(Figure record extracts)
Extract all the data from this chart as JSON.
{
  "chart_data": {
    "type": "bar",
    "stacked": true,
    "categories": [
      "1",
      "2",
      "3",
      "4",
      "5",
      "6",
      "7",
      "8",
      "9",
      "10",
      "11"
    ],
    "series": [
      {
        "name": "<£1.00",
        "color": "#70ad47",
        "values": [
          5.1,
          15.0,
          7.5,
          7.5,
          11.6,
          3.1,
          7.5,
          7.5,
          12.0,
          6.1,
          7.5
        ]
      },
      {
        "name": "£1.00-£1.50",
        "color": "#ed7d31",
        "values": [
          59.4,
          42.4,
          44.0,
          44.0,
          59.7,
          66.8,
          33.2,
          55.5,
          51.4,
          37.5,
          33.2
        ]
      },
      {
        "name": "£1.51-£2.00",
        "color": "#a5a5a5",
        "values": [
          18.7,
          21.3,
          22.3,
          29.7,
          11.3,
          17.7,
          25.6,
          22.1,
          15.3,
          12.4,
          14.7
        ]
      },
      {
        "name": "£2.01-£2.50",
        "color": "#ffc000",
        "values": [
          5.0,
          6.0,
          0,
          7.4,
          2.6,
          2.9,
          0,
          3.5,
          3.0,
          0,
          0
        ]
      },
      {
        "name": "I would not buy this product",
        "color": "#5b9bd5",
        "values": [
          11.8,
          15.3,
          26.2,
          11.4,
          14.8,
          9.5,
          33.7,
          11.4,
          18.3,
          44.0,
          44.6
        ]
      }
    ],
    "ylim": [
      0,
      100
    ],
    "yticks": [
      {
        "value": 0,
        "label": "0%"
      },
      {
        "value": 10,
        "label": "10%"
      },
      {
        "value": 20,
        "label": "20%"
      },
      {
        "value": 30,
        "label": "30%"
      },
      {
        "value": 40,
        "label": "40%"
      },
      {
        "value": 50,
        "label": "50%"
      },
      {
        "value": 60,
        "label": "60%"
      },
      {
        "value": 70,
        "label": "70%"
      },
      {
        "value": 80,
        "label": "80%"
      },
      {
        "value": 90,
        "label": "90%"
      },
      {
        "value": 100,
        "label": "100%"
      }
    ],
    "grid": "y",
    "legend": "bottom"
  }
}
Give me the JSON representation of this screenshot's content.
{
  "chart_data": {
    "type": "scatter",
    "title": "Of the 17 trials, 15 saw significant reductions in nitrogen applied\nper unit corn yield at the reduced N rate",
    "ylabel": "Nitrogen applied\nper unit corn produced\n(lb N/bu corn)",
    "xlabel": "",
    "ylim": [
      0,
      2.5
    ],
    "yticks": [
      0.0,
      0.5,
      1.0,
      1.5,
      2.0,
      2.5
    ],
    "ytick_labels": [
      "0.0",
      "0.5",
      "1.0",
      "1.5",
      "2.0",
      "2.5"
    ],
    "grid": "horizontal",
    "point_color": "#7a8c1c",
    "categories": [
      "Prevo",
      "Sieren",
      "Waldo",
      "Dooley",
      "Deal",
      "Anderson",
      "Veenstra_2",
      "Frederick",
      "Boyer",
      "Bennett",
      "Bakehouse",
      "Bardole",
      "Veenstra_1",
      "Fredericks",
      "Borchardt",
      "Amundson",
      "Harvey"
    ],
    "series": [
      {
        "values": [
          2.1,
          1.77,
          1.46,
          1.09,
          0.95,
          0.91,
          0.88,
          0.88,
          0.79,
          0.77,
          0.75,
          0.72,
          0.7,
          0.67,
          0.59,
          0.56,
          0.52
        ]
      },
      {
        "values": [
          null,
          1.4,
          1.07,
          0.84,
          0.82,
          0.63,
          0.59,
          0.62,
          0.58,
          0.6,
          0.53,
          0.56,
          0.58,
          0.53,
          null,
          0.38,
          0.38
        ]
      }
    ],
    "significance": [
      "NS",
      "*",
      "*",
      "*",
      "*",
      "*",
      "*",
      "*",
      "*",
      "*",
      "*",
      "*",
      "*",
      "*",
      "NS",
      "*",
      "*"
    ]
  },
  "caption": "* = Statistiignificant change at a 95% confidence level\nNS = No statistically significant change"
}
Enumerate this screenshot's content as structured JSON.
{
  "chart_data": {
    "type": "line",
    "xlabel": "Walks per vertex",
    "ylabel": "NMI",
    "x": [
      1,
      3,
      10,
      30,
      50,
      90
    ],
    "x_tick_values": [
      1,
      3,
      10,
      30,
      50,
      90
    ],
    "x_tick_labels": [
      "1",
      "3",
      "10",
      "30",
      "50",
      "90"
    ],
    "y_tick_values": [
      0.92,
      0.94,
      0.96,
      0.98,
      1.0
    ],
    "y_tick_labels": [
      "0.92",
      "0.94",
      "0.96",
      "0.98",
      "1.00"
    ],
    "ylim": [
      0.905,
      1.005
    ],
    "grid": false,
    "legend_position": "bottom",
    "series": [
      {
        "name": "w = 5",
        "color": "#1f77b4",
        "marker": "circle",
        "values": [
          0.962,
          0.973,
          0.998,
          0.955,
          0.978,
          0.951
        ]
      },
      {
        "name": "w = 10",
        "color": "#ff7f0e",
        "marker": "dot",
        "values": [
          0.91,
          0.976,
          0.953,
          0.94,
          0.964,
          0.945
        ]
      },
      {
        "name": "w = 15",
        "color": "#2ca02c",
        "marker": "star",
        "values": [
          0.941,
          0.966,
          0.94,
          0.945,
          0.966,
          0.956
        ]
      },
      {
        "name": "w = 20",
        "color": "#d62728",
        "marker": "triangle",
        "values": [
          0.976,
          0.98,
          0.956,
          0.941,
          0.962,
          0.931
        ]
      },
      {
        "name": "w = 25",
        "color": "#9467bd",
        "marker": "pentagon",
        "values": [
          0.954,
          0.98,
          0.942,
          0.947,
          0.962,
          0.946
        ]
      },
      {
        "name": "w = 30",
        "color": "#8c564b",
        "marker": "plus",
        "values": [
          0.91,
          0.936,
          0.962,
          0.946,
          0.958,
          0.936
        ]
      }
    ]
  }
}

# What is being asked:
Copy, from the material above, each line in which the string "name" occurs.

# Solution for this task:
        "name": "<£1.00",
        "name": "£1.00-£1.50",
        "name": "£1.51-£2.00",
        "name": "£2.01-£2.50",
        "name": "I would not buy this product",
        "name": "w = 5",
        "name": "w = 10",
        "name": "w = 15",
        "name": "w = 20",
        "name": "w = 25",
        "name": "w = 30",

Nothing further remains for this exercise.